■ **Required work**:
Pull out every line containing the string "xlabel".

■ **Information provided**:

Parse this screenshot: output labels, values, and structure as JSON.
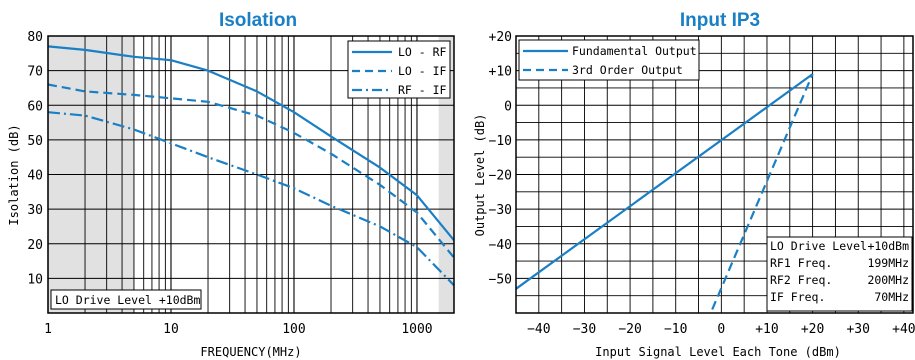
{
  "chart_data": [
    {
      "type": "line",
      "title": "Isolation",
      "xlabel": "FREQUENCY(MHz)",
      "ylabel": "Isolation (dB)",
      "x_scale": "log",
      "xlim": [
        1,
        2000
      ],
      "ylim": [
        0,
        80
      ],
      "x_ticks": [
        1,
        10,
        100,
        1000
      ],
      "x_tick_labels": [
        "1",
        "10",
        "100",
        "1000"
      ],
      "y_ticks": [
        10,
        20,
        30,
        40,
        50,
        60,
        70,
        80
      ],
      "y_tick_labels": [
        "10",
        "20",
        "30",
        "40",
        "50",
        "60",
        "70",
        "80"
      ],
      "grid": true,
      "legend_position": "top-right",
      "shaded_ranges": [
        [
          1,
          5
        ],
        [
          1500,
          2000
        ]
      ],
      "annotation": "LO Drive Level +10dBm",
      "series": [
        {
          "name": "LO - RF",
          "style": "solid",
          "x": [
            1,
            2,
            5,
            10,
            20,
            50,
            100,
            200,
            500,
            1000,
            2000
          ],
          "y": [
            77,
            76,
            74,
            73,
            70,
            64,
            58,
            51,
            42,
            34,
            21
          ]
        },
        {
          "name": "LO - IF",
          "style": "dashed",
          "x": [
            1,
            2,
            5,
            10,
            20,
            50,
            100,
            200,
            500,
            1000,
            2000
          ],
          "y": [
            66,
            64,
            63,
            62,
            61,
            57,
            52,
            46,
            37,
            29,
            16
          ]
        },
        {
          "name": "RF - IF",
          "style": "dashdot",
          "x": [
            1,
            2,
            5,
            10,
            20,
            50,
            100,
            200,
            500,
            1000,
            2000
          ],
          "y": [
            58,
            57,
            53,
            49,
            45,
            40,
            36,
            31,
            25,
            19,
            8
          ]
        }
      ]
    },
    {
      "type": "line",
      "title": "Input IP3",
      "xlabel": "Input Signal Level Each Tone (dBm)",
      "ylabel": "Output Level (dB)",
      "xlim": [
        -45,
        42
      ],
      "ylim": [
        -60,
        20
      ],
      "x_ticks": [
        -40,
        -30,
        -20,
        -10,
        0,
        10,
        20,
        30,
        40
      ],
      "x_tick_labels": [
        "−40",
        "−30",
        "−20",
        "−10",
        "0",
        "+10",
        "+20",
        "+30",
        "+40"
      ],
      "y_ticks": [
        -50,
        -40,
        -30,
        -20,
        -10,
        0,
        10,
        20
      ],
      "y_tick_labels": [
        "−50",
        "−40",
        "−30",
        "−20",
        "−10",
        "0",
        "+10",
        "+20"
      ],
      "grid": true,
      "legend_position": "top-left",
      "series": [
        {
          "name": "Fundamental Output",
          "style": "solid",
          "x": [
            -45,
            20
          ],
          "y": [
            -53,
            9
          ]
        },
        {
          "name": "3rd Order Output",
          "style": "dashed",
          "x": [
            -2,
            20
          ],
          "y": [
            -59,
            9
          ]
        }
      ],
      "info_box": [
        {
          "label": "LO Drive Level",
          "value": "+10dBm"
        },
        {
          "label": "RF1 Freq.",
          "value": "199MHz"
        },
        {
          "label": "RF2 Freq.",
          "value": "200MHz"
        },
        {
          "label": "IF Freq.",
          "value": "70MHz"
        }
      ]
    }
  ],
  "colors": {
    "line": "#1a7fc4",
    "title": "#1a7fc4",
    "shade": "#e1e1e1",
    "grid": "#000000"
  }
}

■ **Result below**:
      "xlabel": "FREQUENCY(MHz)",
      "xlabel": "Input Signal Level Each Tone (dBm)",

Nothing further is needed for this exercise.